Pull each line holding "visitors" out of the entries below.
--- Start of DATA RECORDS ---
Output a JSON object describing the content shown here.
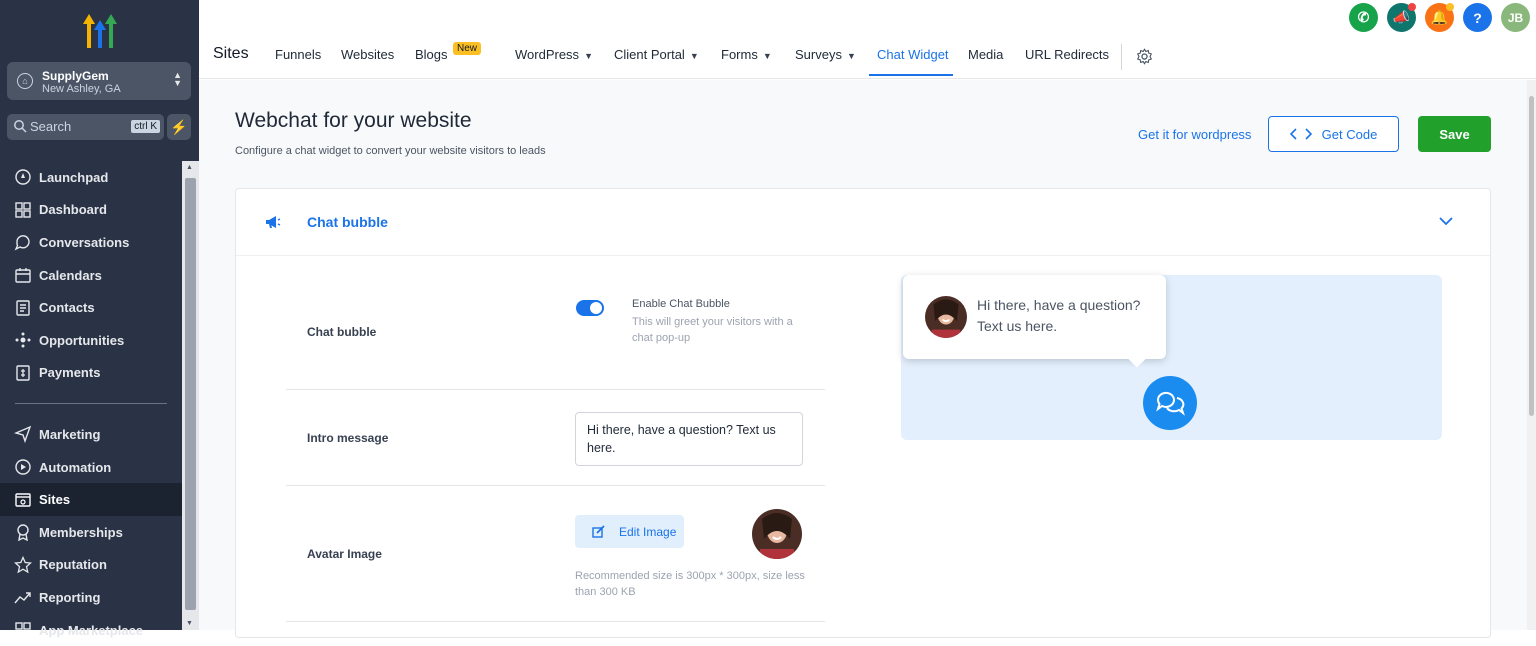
{
  "sidebar": {
    "location": {
      "name": "SupplyGem",
      "sub": "New Ashley, GA"
    },
    "search": {
      "placeholder": "Search",
      "shortcut": "ctrl K"
    },
    "items": [
      {
        "label": "Launchpad",
        "icon": "rocket-icon"
      },
      {
        "label": "Dashboard",
        "icon": "dashboard-icon"
      },
      {
        "label": "Conversations",
        "icon": "chat-icon"
      },
      {
        "label": "Calendars",
        "icon": "calendar-icon"
      },
      {
        "label": "Contacts",
        "icon": "contacts-icon"
      },
      {
        "label": "Opportunities",
        "icon": "opportunities-icon"
      },
      {
        "label": "Payments",
        "icon": "payments-icon"
      },
      {
        "label": "Marketing",
        "icon": "send-icon"
      },
      {
        "label": "Automation",
        "icon": "automation-icon"
      },
      {
        "label": "Sites",
        "icon": "sites-icon"
      },
      {
        "label": "Memberships",
        "icon": "memberships-icon"
      },
      {
        "label": "Reputation",
        "icon": "star-icon"
      },
      {
        "label": "Reporting",
        "icon": "reporting-icon"
      },
      {
        "label": "App Marketplace",
        "icon": "apps-icon"
      }
    ],
    "active": "Sites"
  },
  "topbar": {
    "title": "Sites",
    "tabs": [
      "Funnels",
      "Websites",
      "Blogs",
      "WordPress",
      "Client Portal",
      "Forms",
      "Surveys",
      "Chat Widget",
      "Media",
      "URL Redirects"
    ],
    "new_badge": "New",
    "active_tab": "Chat Widget",
    "user_initials": "JB"
  },
  "page": {
    "title": "Webchat for your website",
    "subtitle": "Configure a chat widget to convert your website visitors to leads",
    "wp_link": "Get it for wordpress",
    "get_code": "Get Code",
    "save": "Save"
  },
  "chat_bubble": {
    "section_title": "Chat bubble",
    "row_chat_bubble": "Chat bubble",
    "toggle_title": "Enable Chat Bubble",
    "toggle_desc": "This will greet your visitors with a chat pop-up",
    "toggle_on": true,
    "row_intro": "Intro message",
    "intro_value": "Hi there, have a question? Text us here.",
    "row_avatar": "Avatar Image",
    "edit_image": "Edit Image",
    "recommend": "Recommended size is 300px * 300px, size less than 300 KB",
    "preview_text": "Hi there, have a question? Text us here."
  },
  "colors": {
    "accent": "#1a73e8",
    "save": "#22a02c",
    "sidebar": "#2a3345"
  }
}
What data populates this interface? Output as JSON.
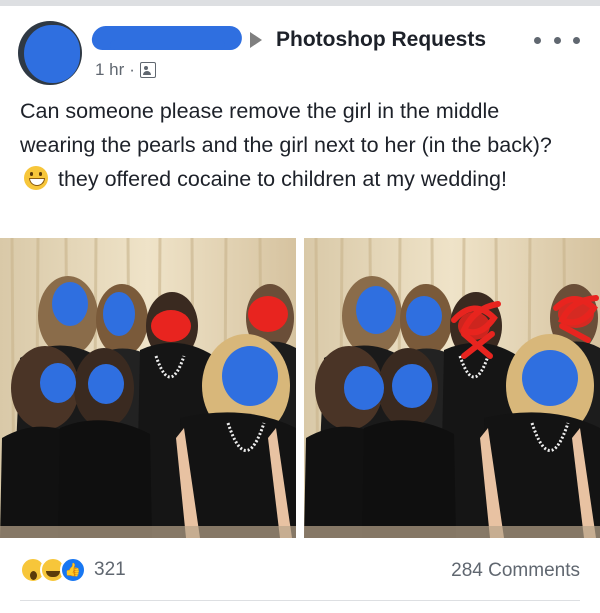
{
  "post": {
    "group_name": "Photoshop Requests",
    "time": "1 hr",
    "separator": "·",
    "audience_icon": "group-audience-icon",
    "more_icon": "more-options-icon",
    "text_part1": "Can someone please remove the girl in the middle wearing the pearls and the girl next to her (in the back)?",
    "emoji": "grinning-face-emoji",
    "text_part2": "they offered cocaine to children at my wedding!"
  },
  "photos": [
    {
      "label": "original-photo"
    },
    {
      "label": "marked-photo"
    }
  ],
  "footer": {
    "reaction_icons": [
      "wow-reaction-icon",
      "haha-reaction-icon",
      "like-reaction-icon"
    ],
    "reaction_count": "321",
    "comments": "284 Comments"
  },
  "colors": {
    "redact_blue": "#2f6fe0",
    "redact_red": "#e8241f",
    "text": "#1d2129",
    "meta": "#606770"
  }
}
--- End of DATA RECORDS ---
== EXERCISE OUTPUT ==
    "subtitle": "Configure a chat widget to convert your website visitors to leads",
    "toggle_desc": "This will greet your visitors with a chat pop-up",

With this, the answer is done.